Exercise: Which lines of the records contain "Create"? Collect every one of them.
-------
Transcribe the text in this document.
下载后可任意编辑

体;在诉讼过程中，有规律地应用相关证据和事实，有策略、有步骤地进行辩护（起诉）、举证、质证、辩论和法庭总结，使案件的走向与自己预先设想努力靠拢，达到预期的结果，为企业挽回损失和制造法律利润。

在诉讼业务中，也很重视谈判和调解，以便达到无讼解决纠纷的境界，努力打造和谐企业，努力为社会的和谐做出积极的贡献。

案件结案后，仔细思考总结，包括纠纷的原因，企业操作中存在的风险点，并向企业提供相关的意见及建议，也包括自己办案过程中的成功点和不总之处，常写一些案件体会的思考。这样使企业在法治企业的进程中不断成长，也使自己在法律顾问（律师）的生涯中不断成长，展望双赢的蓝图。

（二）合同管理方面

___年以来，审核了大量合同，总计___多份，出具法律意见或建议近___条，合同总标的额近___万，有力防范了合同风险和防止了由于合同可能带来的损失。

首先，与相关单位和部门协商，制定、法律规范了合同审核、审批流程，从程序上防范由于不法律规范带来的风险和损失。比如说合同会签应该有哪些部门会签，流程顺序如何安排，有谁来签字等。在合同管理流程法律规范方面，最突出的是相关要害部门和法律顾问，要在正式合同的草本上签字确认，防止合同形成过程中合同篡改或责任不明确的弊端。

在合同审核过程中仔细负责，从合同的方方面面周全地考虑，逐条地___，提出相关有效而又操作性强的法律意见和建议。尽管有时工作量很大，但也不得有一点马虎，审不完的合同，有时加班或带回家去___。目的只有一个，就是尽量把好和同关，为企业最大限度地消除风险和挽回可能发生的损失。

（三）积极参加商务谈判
-------
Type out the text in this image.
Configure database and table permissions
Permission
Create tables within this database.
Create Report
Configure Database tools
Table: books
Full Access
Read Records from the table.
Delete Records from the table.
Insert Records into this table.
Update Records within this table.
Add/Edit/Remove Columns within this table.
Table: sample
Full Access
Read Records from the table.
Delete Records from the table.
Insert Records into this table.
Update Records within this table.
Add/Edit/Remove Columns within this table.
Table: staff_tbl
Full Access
-------
Reply to the task:
Create tables within this database.
Create Report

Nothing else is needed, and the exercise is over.